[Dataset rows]

□ □ □

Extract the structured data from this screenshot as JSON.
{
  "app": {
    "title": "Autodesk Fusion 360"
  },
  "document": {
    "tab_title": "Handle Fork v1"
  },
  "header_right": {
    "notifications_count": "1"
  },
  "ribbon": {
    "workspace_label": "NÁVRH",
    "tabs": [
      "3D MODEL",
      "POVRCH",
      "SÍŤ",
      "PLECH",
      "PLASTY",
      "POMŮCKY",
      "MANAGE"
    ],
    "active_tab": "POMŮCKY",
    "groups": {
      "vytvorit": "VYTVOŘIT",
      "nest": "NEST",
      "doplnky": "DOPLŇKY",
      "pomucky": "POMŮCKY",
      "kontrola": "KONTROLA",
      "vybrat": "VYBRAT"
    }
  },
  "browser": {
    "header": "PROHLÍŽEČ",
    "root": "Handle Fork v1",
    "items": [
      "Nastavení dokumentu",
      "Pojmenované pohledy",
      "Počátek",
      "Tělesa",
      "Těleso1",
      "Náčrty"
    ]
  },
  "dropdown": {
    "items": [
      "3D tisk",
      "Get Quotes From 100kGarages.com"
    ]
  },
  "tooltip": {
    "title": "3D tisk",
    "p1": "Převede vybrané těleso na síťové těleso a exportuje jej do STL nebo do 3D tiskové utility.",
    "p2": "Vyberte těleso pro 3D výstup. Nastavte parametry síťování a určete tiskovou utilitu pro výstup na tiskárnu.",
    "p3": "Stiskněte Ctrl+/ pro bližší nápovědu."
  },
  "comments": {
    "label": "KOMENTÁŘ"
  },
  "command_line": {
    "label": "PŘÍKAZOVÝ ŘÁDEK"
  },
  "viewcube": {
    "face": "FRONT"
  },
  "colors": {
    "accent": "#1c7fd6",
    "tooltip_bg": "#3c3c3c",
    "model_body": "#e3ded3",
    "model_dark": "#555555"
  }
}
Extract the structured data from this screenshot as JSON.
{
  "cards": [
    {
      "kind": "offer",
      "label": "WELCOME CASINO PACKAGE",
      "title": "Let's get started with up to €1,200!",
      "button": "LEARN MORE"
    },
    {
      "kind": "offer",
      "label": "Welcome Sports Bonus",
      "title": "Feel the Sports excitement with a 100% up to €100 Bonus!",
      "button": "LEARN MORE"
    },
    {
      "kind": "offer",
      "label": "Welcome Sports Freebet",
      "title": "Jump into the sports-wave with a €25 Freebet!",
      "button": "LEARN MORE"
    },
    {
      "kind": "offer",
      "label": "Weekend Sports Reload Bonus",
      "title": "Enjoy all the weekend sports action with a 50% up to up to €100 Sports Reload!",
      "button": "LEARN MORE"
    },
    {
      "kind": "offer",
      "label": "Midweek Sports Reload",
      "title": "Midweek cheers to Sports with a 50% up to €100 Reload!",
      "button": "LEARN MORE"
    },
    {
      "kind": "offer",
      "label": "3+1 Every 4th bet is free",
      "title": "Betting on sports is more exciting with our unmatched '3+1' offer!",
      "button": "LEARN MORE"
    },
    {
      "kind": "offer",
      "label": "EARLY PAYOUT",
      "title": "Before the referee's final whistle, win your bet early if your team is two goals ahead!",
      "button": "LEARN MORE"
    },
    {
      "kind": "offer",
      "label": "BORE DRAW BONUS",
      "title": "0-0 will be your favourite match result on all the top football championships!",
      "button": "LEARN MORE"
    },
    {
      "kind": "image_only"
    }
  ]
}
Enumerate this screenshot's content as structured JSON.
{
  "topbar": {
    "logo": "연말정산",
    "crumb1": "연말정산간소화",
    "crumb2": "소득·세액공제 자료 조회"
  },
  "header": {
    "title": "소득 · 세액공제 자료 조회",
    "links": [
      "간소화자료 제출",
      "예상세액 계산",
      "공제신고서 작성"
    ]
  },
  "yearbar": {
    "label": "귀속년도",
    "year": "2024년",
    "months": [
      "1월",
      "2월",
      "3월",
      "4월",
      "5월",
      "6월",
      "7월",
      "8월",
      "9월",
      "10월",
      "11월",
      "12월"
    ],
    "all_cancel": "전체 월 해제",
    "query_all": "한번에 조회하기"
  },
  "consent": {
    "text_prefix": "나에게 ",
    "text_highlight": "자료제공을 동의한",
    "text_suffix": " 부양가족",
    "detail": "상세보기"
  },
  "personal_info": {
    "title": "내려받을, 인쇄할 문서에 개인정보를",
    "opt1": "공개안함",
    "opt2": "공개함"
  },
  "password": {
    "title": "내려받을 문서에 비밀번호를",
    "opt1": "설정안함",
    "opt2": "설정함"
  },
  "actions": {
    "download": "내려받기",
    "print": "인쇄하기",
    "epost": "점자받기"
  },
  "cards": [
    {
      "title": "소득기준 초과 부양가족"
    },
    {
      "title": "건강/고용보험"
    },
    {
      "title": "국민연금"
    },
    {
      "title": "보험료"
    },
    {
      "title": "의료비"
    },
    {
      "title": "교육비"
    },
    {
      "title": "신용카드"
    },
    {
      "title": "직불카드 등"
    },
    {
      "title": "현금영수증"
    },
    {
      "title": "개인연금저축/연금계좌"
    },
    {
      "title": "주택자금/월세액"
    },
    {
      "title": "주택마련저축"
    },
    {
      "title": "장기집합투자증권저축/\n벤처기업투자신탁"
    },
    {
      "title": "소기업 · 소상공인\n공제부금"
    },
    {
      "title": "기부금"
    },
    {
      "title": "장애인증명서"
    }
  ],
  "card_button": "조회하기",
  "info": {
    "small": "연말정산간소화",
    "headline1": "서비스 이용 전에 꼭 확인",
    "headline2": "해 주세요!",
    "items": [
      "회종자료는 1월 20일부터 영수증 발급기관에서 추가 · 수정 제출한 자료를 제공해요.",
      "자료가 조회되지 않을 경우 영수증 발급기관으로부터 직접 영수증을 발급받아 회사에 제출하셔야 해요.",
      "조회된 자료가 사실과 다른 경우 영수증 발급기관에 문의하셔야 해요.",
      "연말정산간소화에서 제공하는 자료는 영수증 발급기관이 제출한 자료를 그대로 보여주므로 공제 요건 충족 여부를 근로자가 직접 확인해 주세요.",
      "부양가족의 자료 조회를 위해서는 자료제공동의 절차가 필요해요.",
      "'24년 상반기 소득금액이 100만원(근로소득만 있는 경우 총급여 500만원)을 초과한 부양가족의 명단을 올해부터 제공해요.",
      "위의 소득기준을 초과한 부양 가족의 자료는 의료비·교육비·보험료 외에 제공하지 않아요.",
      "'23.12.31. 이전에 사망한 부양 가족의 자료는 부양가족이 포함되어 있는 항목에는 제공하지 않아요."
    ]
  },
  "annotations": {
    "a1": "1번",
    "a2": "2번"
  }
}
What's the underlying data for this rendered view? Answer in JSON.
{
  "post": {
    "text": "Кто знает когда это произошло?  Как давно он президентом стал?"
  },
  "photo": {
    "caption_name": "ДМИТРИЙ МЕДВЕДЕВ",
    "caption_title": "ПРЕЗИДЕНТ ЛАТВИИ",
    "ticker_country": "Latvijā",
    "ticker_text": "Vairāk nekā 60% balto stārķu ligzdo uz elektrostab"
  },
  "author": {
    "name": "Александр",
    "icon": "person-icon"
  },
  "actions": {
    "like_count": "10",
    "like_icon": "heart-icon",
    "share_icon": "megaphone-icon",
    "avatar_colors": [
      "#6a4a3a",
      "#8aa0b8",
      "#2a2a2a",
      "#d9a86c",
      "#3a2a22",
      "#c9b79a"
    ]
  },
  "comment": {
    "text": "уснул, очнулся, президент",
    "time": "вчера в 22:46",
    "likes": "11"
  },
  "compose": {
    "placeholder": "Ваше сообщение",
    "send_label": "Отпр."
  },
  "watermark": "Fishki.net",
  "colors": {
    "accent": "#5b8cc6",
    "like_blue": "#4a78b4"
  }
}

□ □ □

> [TO BE DONE]
Select every line above that contains the word "Reload", and copy it.

> [SOLUTION FOR THIS PROBLEM]
      "label": "Weekend Sports Reload Bonus",
      "title": "Enjoy all the weekend sports action with a 50% up to up to €100 Sports Reload!",
      "label": "Midweek Sports Reload",
      "title": "Midweek cheers to Sports with a 50% up to €100 Reload!",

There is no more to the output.